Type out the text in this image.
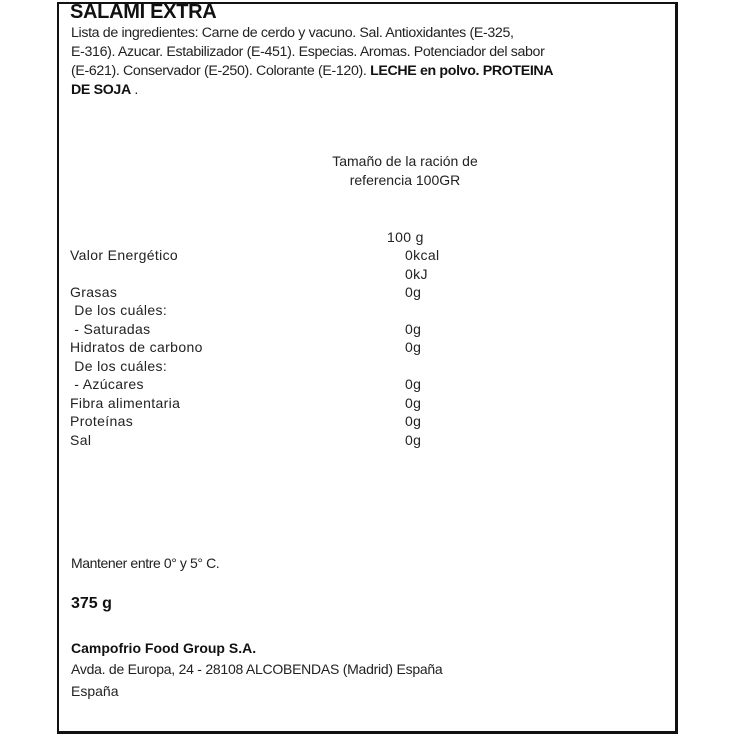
SALAMI EXTRA
Lista de ingredientes: Carne de cerdo y vacuno. Sal. Antioxidantes (E-325,
E-316). Azucar. Estabilizador (E-451). Especias. Aromas. Potenciador del sabor
(E-621). Conservador (E-250). Colorante (E-120). LECHE en polvo. PROTEINA
DE SOJA .
Tamaño de la ración de
referencia 100GR
100 g
Valor Energético	0kcal
0kJ
Grasas	0g
De los cuáles:
- Saturadas	0g
Hidratos de carbono	0g
De los cuáles:
- Azúcares	0g
Fibra alimentaria	0g
Proteínas	0g
Sal	0g
Mantener entre 0° y 5° C.
375 g
Campofrio Food Group S.A.
Avda. de Europa, 24 - 28108 ALCOBENDAS (Madrid) España
España
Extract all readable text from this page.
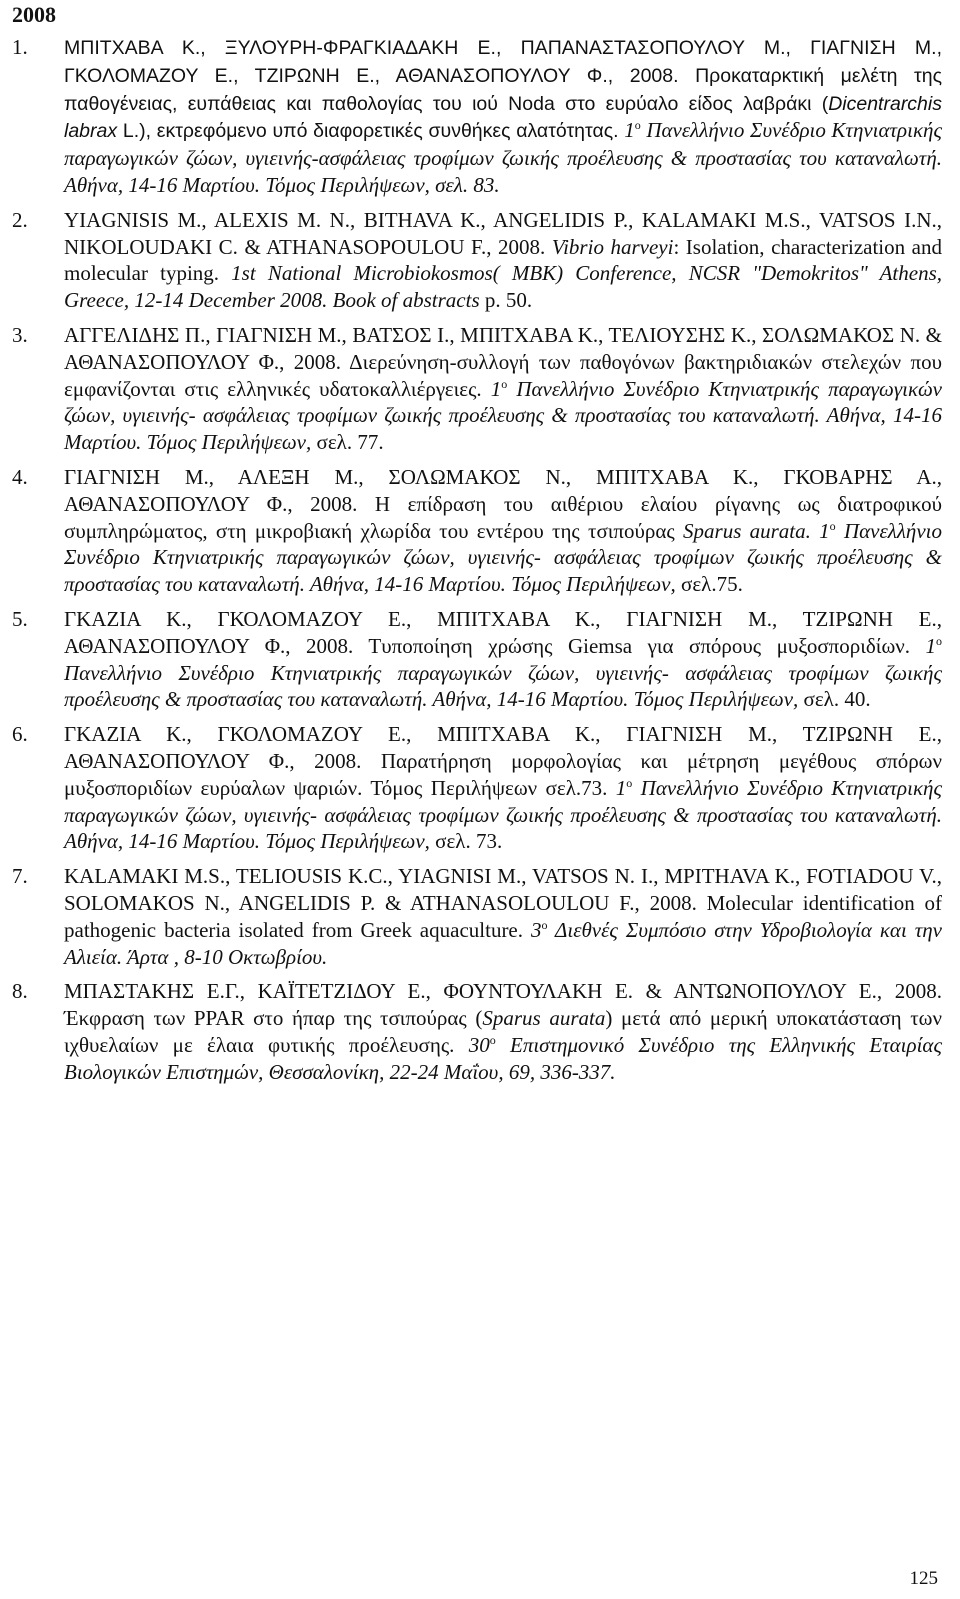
2008
1.	ΜΠΙΤΧΑΒΑ Κ., ΞΥΛΟΥΡΗ-ΦΡΑΓΚΙΑΔΑΚΗ Ε., ΠΑΠΑΝΑΣΤΑΣΟΠΟΥΛΟΥ Μ., ΓΙΑΓΝΙΣΗ Μ., ΓΚΟΛΟΜΑΖΟΥ Ε., ΤΖΙΡΩΝΗ Ε., ΑΘΑΝΑΣΟΠΟΥΛΟΥ Φ., 2008. Προκαταρκτική μελέτη της παθογένειας, ευπάθειας και παθολογίας του ιού Noda στο ευρύαλο είδος λαβράκι (Dicentrarchis labrax L.), εκτρεφόμενο υπό διαφορετικές συνθήκες αλατότητας. $1^o$ Πανελλήνιο Συνέδριο Κτηνιατρικής παραγωγικών ζώων, υγιεινής-ασφάλειας τροφίμων ζωικής προέλευσης & προστασίας του καταναλωτή. Αθήνα, 14-16 Μαρτίου. Τόμος Περιλήψεων, σελ. 83.
2.	YIAGNISIS M., ALEXIS M. N., BITHAVA K., ANGELIDIS P., KALAMAKI M.S., VATSOS I.N., NIKOLOUDAKI C. & ATHANASOPOULOU F., 2008. Vibrio harveyi: Isolation, characterization and molecular typing. 1st National Microbiokosmos( MBK) Conference, NCSR "Demokritos" Athens, Greece, 12-14 December 2008. Book of abstracts p. 50.
3.	ΑΓΓΕΛΙΔΗΣ Π., ΓΙΑΓΝΙΣΗ Μ., ΒΑΤΣΟΣ Ι., ΜΠΙΤΧΑΒΑ Κ., ΤΕΛΙΟΥΣΗΣ Κ., ΣΟΛΩΜΑΚΟΣ Ν. & ΑΘΑΝΑΣΟΠΟΥΛΟΥ Φ., 2008. Διερεύνηση-συλλογή των παθογόνων βακτηριδιακών στελεχών που εμφανίζονται στις ελληνικές υδατοκαλλιέργειες. $1^o$ Πανελλήνιο Συνέδριο Κτηνιατρικής παραγωγικών ζώων, υγιεινής- ασφάλειας τροφίμων ζωικής προέλευσης & προστασίας του καταναλωτή. Αθήνα, 14-16 Μαρτίου. Τόμος Περιλήψεων, σελ. 77.
4.	ΓΙΑΓΝΙΣΗ Μ., ΑΛΕΞΗ Μ., ΣΟΛΩΜΑΚΟΣ Ν., ΜΠΙΤΧΑΒΑ Κ., ΓΚΟΒΑΡΗΣ Α., ΑΘΑΝΑΣΟΠΟΥΛΟΥ Φ., 2008. Η επίδραση του αιθέριου ελαίου ρίγανης ως διατροφικού συμπληρώματος, στη μικροβιακή χλωρίδα του εντέρου της τσιπούρας Sparus aurata. $1^o$ Πανελλήνιο Συνέδριο Κτηνιατρικής παραγωγικών ζώων, υγιεινής- ασφάλειας τροφίμων ζωικής προέλευσης & προστασίας του καταναλωτή. Αθήνα, 14-16 Μαρτίου. Τόμος Περιλήψεων, σελ.75.
5.	ΓΚΑΖΙΑ Κ., ΓΚΟΛΟΜΑΖΟΥ Ε., ΜΠΙΤΧΑΒΑ Κ., ΓΙΑΓΝΙΣΗ Μ., ΤΖΙΡΩΝΗ Ε., ΑΘΑΝΑΣΟΠΟΥΛΟΥ Φ., 2008. Τυποποίηση χρώσης Giemsa για σπόρους μυξοσποριδίων. $1^o$ Πανελλήνιο Συνέδριο Κτηνιατρικής παραγωγικών ζώων, υγιεινής- ασφάλειας τροφίμων ζωικής προέλευσης & προστασίας του καταναλωτή. Αθήνα, 14-16 Μαρτίου. Τόμος Περιλήψεων, σελ. 40.
6.	ΓΚΑΖΙΑ Κ., ΓΚΟΛΟΜΑΖΟΥ Ε., ΜΠΙΤΧΑΒΑ Κ., ΓΙΑΓΝΙΣΗ Μ., ΤΖΙΡΩΝΗ Ε., ΑΘΑΝΑΣΟΠΟΥΛΟΥ Φ., 2008. Παρατήρηση μορφολογίας και μέτρηση μεγέθους σπόρων μυξοσποριδίων ευρύαλων ψαριών. Τόμος Περιλήψεων σελ.73. $1^o$ Πανελλήνιο Συνέδριο Κτηνιατρικής παραγωγικών ζώων, υγιεινής- ασφάλειας τροφίμων ζωικής προέλευσης & προστασίας του καταναλωτή. Αθήνα, 14-16 Μαρτίου. Τόμος Περιλήψεων, σελ. 73.
7.	KALAMAKI M.S., TELIOUSIS K.C., YIAGNISI M., VATSOS N. I., MPITHAVA K., FOTIADOU V., SOLOMAKOS N., ANGELIDIS P. & ATHANASOLOULOU F., 2008. Molecular identification of pathogenic bacteria isolated from Greek aquaculture. $3^o$ Διεθνές Συμπόσιο στην Υδροβιολογία και την Αλιεία. Άρτα , 8-10 Οκτωβρίου.
8.	ΜΠΑΣΤΑΚΗΣ Ε.Γ., ΚΑΪΤΕΤΖΙΔΟΥ Ε., ΦΟΥΝΤΟΥΛΑΚΗ Ε. & ΑΝΤΩΝΟΠΟΥΛΟΥ Ε., 2008. Έκφραση των PPAR στο ήπαρ της τσιπούρας (Sparus aurata) μετά από μερική υποκατάσταση των ιχθυελαίων με έλαια φυτικής προέλευσης. $30^o$ Επιστημονικό Συνέδριο της Ελληνικής Εταιρίας Βιολογικών Επιστημών, Θεσσαλονίκη, 22-24 Μαΐου, 69, 336-337.
125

### Exercise requirements
All of the material should be written out again exactly, apart from the pictures.

### Result of this exercise
Type out the text in this image.
SALAMI EXTRA
Lista de ingredientes: Carne de cerdo y vacuno. Sal. Antioxidantes (E-325,
E-316). Azucar. Estabilizador (E-451). Especias. Aromas. Potenciador del sabor
(E-621). Conservador (E-250). Colorante (E-120). LECHE en polvo. PROTEINA
DE SOJA .
Tamaño de la ración de
referencia 100GR
100 g
Valor Energético	0kcal
0kJ
Grasas	0g
De los cuáles:
- Saturadas	0g
Hidratos de carbono	0g
De los cuáles:
- Azúcares	0g
Fibra alimentaria	0g
Proteínas	0g
Sal	0g
Mantener entre 0° y 5° C.
375 g
Campofrio Food Group S.A.
Avda. de Europa, 24 - 28108 ALCOBENDAS (Madrid) España
España
Extract all readable text from this page.
2008
1.	ΜΠΙΤΧΑΒΑ Κ., ΞΥΛΟΥΡΗ-ΦΡΑΓΚΙΑΔΑΚΗ Ε., ΠΑΠΑΝΑΣΤΑΣΟΠΟΥΛΟΥ Μ., ΓΙΑΓΝΙΣΗ Μ., ΓΚΟΛΟΜΑΖΟΥ Ε., ΤΖΙΡΩΝΗ Ε., ΑΘΑΝΑΣΟΠΟΥΛΟΥ Φ., 2008. Προκαταρκτική μελέτη της παθογένειας, ευπάθειας και παθολογίας του ιού Noda στο ευρύαλο είδος λαβράκι (Dicentrarchis labrax L.), εκτρεφόμενο υπό διαφορετικές συνθήκες αλατότητας. $1^o$ Πανελλήνιο Συνέδριο Κτηνιατρικής παραγωγικών ζώων, υγιεινής-ασφάλειας τροφίμων ζωικής προέλευσης & προστασίας του καταναλωτή. Αθήνα, 14-16 Μαρτίου. Τόμος Περιλήψεων, σελ. 83.
2.	YIAGNISIS M., ALEXIS M. N., BITHAVA K., ANGELIDIS P., KALAMAKI M.S., VATSOS I.N., NIKOLOUDAKI C. & ATHANASOPOULOU F., 2008. Vibrio harveyi: Isolation, characterization and molecular typing. 1st National Microbiokosmos( MBK) Conference, NCSR "Demokritos" Athens, Greece, 12-14 December 2008. Book of abstracts p. 50.
3.	ΑΓΓΕΛΙΔΗΣ Π., ΓΙΑΓΝΙΣΗ Μ., ΒΑΤΣΟΣ Ι., ΜΠΙΤΧΑΒΑ Κ., ΤΕΛΙΟΥΣΗΣ Κ., ΣΟΛΩΜΑΚΟΣ Ν. & ΑΘΑΝΑΣΟΠΟΥΛΟΥ Φ., 2008. Διερεύνηση-συλλογή των παθογόνων βακτηριδιακών στελεχών που εμφανίζονται στις ελληνικές υδατοκαλλιέργειες. $1^o$ Πανελλήνιο Συνέδριο Κτηνιατρικής παραγωγικών ζώων, υγιεινής- ασφάλειας τροφίμων ζωικής προέλευσης & προστασίας του καταναλωτή. Αθήνα, 14-16 Μαρτίου. Τόμος Περιλήψεων, σελ. 77.
4.	ΓΙΑΓΝΙΣΗ Μ., ΑΛΕΞΗ Μ., ΣΟΛΩΜΑΚΟΣ Ν., ΜΠΙΤΧΑΒΑ Κ., ΓΚΟΒΑΡΗΣ Α., ΑΘΑΝΑΣΟΠΟΥΛΟΥ Φ., 2008. Η επίδραση του αιθέριου ελαίου ρίγανης ως διατροφικού συμπληρώματος, στη μικροβιακή χλωρίδα του εντέρου της τσιπούρας Sparus aurata. $1^o$ Πανελλήνιο Συνέδριο Κτηνιατρικής παραγωγικών ζώων, υγιεινής- ασφάλειας τροφίμων ζωικής προέλευσης & προστασίας του καταναλωτή. Αθήνα, 14-16 Μαρτίου. Τόμος Περιλήψεων, σελ.75.
5.	ΓΚΑΖΙΑ Κ., ΓΚΟΛΟΜΑΖΟΥ Ε., ΜΠΙΤΧΑΒΑ Κ., ΓΙΑΓΝΙΣΗ Μ., ΤΖΙΡΩΝΗ Ε., ΑΘΑΝΑΣΟΠΟΥΛΟΥ Φ., 2008. Τυποποίηση χρώσης Giemsa για σπόρους μυξοσποριδίων. $1^o$ Πανελλήνιο Συνέδριο Κτηνιατρικής παραγωγικών ζώων, υγιεινής- ασφάλειας τροφίμων ζωικής προέλευσης & προστασίας του καταναλωτή. Αθήνα, 14-16 Μαρτίου. Τόμος Περιλήψεων, σελ. 40.
6.	ΓΚΑΖΙΑ Κ., ΓΚΟΛΟΜΑΖΟΥ Ε., ΜΠΙΤΧΑΒΑ Κ., ΓΙΑΓΝΙΣΗ Μ., ΤΖΙΡΩΝΗ Ε., ΑΘΑΝΑΣΟΠΟΥΛΟΥ Φ., 2008. Παρατήρηση μορφολογίας και μέτρηση μεγέθους σπόρων μυξοσποριδίων ευρύαλων ψαριών. Τόμος Περιλήψεων σελ.73. $1^o$ Πανελλήνιο Συνέδριο Κτηνιατρικής παραγωγικών ζώων, υγιεινής- ασφάλειας τροφίμων ζωικής προέλευσης & προστασίας του καταναλωτή. Αθήνα, 14-16 Μαρτίου. Τόμος Περιλήψεων, σελ. 73.
7.	KALAMAKI M.S., TELIOUSIS K.C., YIAGNISI M., VATSOS N. I., MPITHAVA K., FOTIADOU V., SOLOMAKOS N., ANGELIDIS P. & ATHANASOLOULOU F., 2008. Molecular identification of pathogenic bacteria isolated from Greek aquaculture. $3^o$ Διεθνές Συμπόσιο στην Υδροβιολογία και την Αλιεία. Άρτα , 8-10 Οκτωβρίου.
8.	ΜΠΑΣΤΑΚΗΣ Ε.Γ., ΚΑΪΤΕΤΖΙΔΟΥ Ε., ΦΟΥΝΤΟΥΛΑΚΗ Ε. & ΑΝΤΩΝΟΠΟΥΛΟΥ Ε., 2008. Έκφραση των PPAR στο ήπαρ της τσιπούρας (Sparus aurata) μετά από μερική υποκατάσταση των ιχθυελαίων με έλαια φυτικής προέλευσης. $30^o$ Επιστημονικό Συνέδριο της Ελληνικής Εταιρίας Βιολογικών Επιστημών, Θεσσαλονίκη, 22-24 Μαΐου, 69, 336-337.
125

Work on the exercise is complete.